--- Begin ---

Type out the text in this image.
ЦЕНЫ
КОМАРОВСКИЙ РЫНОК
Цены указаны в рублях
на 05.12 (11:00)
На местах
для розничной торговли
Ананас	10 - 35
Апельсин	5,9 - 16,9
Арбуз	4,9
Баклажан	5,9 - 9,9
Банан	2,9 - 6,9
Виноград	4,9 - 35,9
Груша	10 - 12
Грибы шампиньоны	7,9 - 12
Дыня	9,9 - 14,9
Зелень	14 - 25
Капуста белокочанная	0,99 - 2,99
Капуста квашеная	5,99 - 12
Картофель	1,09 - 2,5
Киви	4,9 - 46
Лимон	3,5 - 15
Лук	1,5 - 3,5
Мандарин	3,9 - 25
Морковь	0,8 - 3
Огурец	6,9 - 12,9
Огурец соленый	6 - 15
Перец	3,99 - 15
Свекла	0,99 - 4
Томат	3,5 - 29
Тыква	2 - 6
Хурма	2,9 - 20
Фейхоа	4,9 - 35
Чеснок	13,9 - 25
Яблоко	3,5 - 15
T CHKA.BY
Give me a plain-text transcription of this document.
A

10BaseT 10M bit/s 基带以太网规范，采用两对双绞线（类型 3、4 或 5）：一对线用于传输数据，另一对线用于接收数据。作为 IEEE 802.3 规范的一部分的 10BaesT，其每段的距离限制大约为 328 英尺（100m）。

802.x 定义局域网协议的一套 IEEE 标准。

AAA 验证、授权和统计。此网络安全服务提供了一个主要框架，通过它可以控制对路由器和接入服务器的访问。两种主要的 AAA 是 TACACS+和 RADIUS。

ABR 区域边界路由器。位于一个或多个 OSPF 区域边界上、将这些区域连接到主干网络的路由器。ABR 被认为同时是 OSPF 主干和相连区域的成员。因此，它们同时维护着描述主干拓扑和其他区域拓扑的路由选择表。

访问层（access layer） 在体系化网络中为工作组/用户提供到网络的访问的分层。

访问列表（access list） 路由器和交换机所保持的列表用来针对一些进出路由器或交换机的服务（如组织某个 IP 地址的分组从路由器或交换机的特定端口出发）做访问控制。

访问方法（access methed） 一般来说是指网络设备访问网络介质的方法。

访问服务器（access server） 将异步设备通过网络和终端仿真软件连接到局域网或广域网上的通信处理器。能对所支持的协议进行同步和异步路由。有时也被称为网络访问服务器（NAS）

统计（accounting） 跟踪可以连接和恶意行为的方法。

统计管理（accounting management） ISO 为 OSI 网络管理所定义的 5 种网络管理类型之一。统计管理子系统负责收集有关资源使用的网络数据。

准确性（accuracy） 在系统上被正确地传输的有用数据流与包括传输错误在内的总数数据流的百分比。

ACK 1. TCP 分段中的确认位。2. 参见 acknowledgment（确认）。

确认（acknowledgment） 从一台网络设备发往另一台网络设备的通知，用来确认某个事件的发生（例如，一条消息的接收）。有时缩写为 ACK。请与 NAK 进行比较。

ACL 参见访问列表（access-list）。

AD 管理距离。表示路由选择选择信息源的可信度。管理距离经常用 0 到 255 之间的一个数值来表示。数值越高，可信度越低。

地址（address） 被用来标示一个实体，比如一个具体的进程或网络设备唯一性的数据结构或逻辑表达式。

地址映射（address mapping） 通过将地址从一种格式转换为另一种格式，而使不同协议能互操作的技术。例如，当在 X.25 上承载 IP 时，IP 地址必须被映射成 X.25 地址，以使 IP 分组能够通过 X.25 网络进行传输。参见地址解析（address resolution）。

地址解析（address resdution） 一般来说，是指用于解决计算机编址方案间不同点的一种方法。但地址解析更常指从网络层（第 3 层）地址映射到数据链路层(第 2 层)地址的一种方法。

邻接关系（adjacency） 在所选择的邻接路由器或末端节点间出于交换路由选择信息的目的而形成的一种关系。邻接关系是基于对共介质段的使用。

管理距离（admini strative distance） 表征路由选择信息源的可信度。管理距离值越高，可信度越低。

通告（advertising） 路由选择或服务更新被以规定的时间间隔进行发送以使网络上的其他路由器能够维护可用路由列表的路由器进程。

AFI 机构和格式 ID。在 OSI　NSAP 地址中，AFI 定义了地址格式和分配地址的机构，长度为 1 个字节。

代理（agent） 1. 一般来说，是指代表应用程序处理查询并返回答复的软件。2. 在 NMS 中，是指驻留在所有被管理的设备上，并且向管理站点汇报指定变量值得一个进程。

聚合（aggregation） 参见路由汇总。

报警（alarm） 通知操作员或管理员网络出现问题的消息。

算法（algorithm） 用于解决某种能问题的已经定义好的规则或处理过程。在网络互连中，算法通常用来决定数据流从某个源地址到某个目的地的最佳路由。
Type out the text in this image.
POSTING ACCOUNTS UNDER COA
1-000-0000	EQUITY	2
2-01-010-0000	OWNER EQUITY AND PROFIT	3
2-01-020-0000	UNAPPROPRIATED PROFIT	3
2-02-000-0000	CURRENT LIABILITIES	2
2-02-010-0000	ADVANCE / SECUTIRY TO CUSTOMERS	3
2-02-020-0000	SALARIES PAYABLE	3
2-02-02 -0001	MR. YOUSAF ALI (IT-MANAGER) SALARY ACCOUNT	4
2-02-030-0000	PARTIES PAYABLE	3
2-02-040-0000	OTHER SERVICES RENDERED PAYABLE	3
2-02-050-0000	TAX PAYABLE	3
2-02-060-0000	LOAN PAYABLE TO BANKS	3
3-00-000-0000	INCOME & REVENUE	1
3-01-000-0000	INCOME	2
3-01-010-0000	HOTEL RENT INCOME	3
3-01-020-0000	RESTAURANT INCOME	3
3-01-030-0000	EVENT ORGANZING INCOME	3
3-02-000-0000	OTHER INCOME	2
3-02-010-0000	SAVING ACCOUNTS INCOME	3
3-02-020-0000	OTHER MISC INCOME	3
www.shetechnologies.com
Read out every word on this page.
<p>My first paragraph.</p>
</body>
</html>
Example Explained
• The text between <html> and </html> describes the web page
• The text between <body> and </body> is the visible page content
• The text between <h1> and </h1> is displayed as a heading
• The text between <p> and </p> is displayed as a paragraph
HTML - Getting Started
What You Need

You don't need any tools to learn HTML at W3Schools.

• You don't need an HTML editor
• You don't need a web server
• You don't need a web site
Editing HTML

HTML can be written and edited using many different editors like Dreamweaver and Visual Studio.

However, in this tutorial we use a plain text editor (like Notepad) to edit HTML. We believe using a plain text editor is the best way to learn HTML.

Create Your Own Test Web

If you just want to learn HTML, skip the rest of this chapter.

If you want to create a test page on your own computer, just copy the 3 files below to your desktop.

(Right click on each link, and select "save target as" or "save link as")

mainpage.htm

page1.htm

--- End ---

● EXERCISE
What do the records say? Quote them all exactly.

● EXERCISE OUTPUT
Type out the text in this image.
ЦЕНЫ
КОМАРОВСКИЙ РЫНОК
Цены указаны в рублях
на 05.12 (11:00)
На местах
для розничной торговли
Ананас	10 - 35
Апельсин	5,9 - 16,9
Арбуз	4,9
Баклажан	5,9 - 9,9
Банан	2,9 - 6,9
Виноград	4,9 - 35,9
Груша	10 - 12
Грибы шампиньоны	7,9 - 12
Дыня	9,9 - 14,9
Зелень	14 - 25
Капуста белокочанная	0,99 - 2,99
Капуста квашеная	5,99 - 12
Картофель	1,09 - 2,5
Киви	4,9 - 46
Лимон	3,5 - 15
Лук	1,5 - 3,5
Мандарин	3,9 - 25
Морковь	0,8 - 3
Огурец	6,9 - 12,9
Огурец соленый	6 - 15
Перец	3,99 - 15
Свекла	0,99 - 4
Томат	3,5 - 29
Тыква	2 - 6
Хурма	2,9 - 20
Фейхоа	4,9 - 35
Чеснок	13,9 - 25
Яблоко	3,5 - 15
T CHKA.BY
Give me a plain-text transcription of this document.
A

10BaseT 10M bit/s 基带以太网规范，采用两对双绞线（类型 3、4 或 5）：一对线用于传输数据，另一对线用于接收数据。作为 IEEE 802.3 规范的一部分的 10BaesT，其每段的距离限制大约为 328 英尺（100m）。

802.x 定义局域网协议的一套 IEEE 标准。

AAA 验证、授权和统计。此网络安全服务提供了一个主要框架，通过它可以控制对路由器和接入服务器的访问。两种主要的 AAA 是 TACACS+和 RADIUS。

ABR 区域边界路由器。位于一个或多个 OSPF 区域边界上、将这些区域连接到主干网络的路由器。ABR 被认为同时是 OSPF 主干和相连区域的成员。因此，它们同时维护着描述主干拓扑和其他区域拓扑的路由选择表。

访问层（access layer） 在体系化网络中为工作组/用户提供到网络的访问的分层。

访问列表（access list） 路由器和交换机所保持的列表用来针对一些进出路由器或交换机的服务（如组织某个 IP 地址的分组从路由器或交换机的特定端口出发）做访问控制。

访问方法（access methed） 一般来说是指网络设备访问网络介质的方法。

访问服务器（access server） 将异步设备通过网络和终端仿真软件连接到局域网或广域网上的通信处理器。能对所支持的协议进行同步和异步路由。有时也被称为网络访问服务器（NAS）

统计（accounting） 跟踪可以连接和恶意行为的方法。

统计管理（accounting management） ISO 为 OSI 网络管理所定义的 5 种网络管理类型之一。统计管理子系统负责收集有关资源使用的网络数据。

准确性（accuracy） 在系统上被正确地传输的有用数据流与包括传输错误在内的总数数据流的百分比。

ACK 1. TCP 分段中的确认位。2. 参见 acknowledgment（确认）。

确认（acknowledgment） 从一台网络设备发往另一台网络设备的通知，用来确认某个事件的发生（例如，一条消息的接收）。有时缩写为 ACK。请与 NAK 进行比较。

ACL 参见访问列表（access-list）。

AD 管理距离。表示路由选择选择信息源的可信度。管理距离经常用 0 到 255 之间的一个数值来表示。数值越高，可信度越低。

地址（address） 被用来标示一个实体，比如一个具体的进程或网络设备唯一性的数据结构或逻辑表达式。

地址映射（address mapping） 通过将地址从一种格式转换为另一种格式，而使不同协议能互操作的技术。例如，当在 X.25 上承载 IP 时，IP 地址必须被映射成 X.25 地址，以使 IP 分组能够通过 X.25 网络进行传输。参见地址解析（address resolution）。

地址解析（address resdution） 一般来说，是指用于解决计算机编址方案间不同点的一种方法。但地址解析更常指从网络层（第 3 层）地址映射到数据链路层(第 2 层)地址的一种方法。

邻接关系（adjacency） 在所选择的邻接路由器或末端节点间出于交换路由选择信息的目的而形成的一种关系。邻接关系是基于对共介质段的使用。

管理距离（admini strative distance） 表征路由选择信息源的可信度。管理距离值越高，可信度越低。

通告（advertising） 路由选择或服务更新被以规定的时间间隔进行发送以使网络上的其他路由器能够维护可用路由列表的路由器进程。

AFI 机构和格式 ID。在 OSI　NSAP 地址中，AFI 定义了地址格式和分配地址的机构，长度为 1 个字节。

代理（agent） 1. 一般来说，是指代表应用程序处理查询并返回答复的软件。2. 在 NMS 中，是指驻留在所有被管理的设备上，并且向管理站点汇报指定变量值得一个进程。

聚合（aggregation） 参见路由汇总。

报警（alarm） 通知操作员或管理员网络出现问题的消息。

算法（algorithm） 用于解决某种能问题的已经定义好的规则或处理过程。在网络互连中，算法通常用来决定数据流从某个源地址到某个目的地的最佳路由。
Type out the text in this image.
POSTING ACCOUNTS UNDER COA
1-000-0000	EQUITY	2
2-01-010-0000	OWNER EQUITY AND PROFIT	3
2-01-020-0000	UNAPPROPRIATED PROFIT	3
2-02-000-0000	CURRENT LIABILITIES	2
2-02-010-0000	ADVANCE / SECUTIRY TO CUSTOMERS	3
2-02-020-0000	SALARIES PAYABLE	3
2-02-02 -0001	MR. YOUSAF ALI (IT-MANAGER) SALARY ACCOUNT	4
2-02-030-0000	PARTIES PAYABLE	3
2-02-040-0000	OTHER SERVICES RENDERED PAYABLE	3
2-02-050-0000	TAX PAYABLE	3
2-02-060-0000	LOAN PAYABLE TO BANKS	3
3-00-000-0000	INCOME & REVENUE	1
3-01-000-0000	INCOME	2
3-01-010-0000	HOTEL RENT INCOME	3
3-01-020-0000	RESTAURANT INCOME	3
3-01-030-0000	EVENT ORGANZING INCOME	3
3-02-000-0000	OTHER INCOME	2
3-02-010-0000	SAVING ACCOUNTS INCOME	3
3-02-020-0000	OTHER MISC INCOME	3
www.shetechnologies.com
Read out every word on this page.
<p>My first paragraph.</p>
</body>
</html>
Example Explained
• The text between <html> and </html> describes the web page
• The text between <body> and </body> is the visible page content
• The text between <h1> and </h1> is displayed as a heading
• The text between <p> and </p> is displayed as a paragraph
HTML - Getting Started
What You Need

You don't need any tools to learn HTML at W3Schools.

• You don't need an HTML editor
• You don't need a web server
• You don't need a web site
Editing HTML

HTML can be written and edited using many different editors like Dreamweaver and Visual Studio.

However, in this tutorial we use a plain text editor (like Notepad) to edit HTML. We believe using a plain text editor is the best way to learn HTML.

Create Your Own Test Web

If you just want to learn HTML, skip the rest of this chapter.

If you want to create a test page on your own computer, just copy the 3 files below to your desktop.

(Right click on each link, and select "save target as" or "save link as")

mainpage.htm

page1.htm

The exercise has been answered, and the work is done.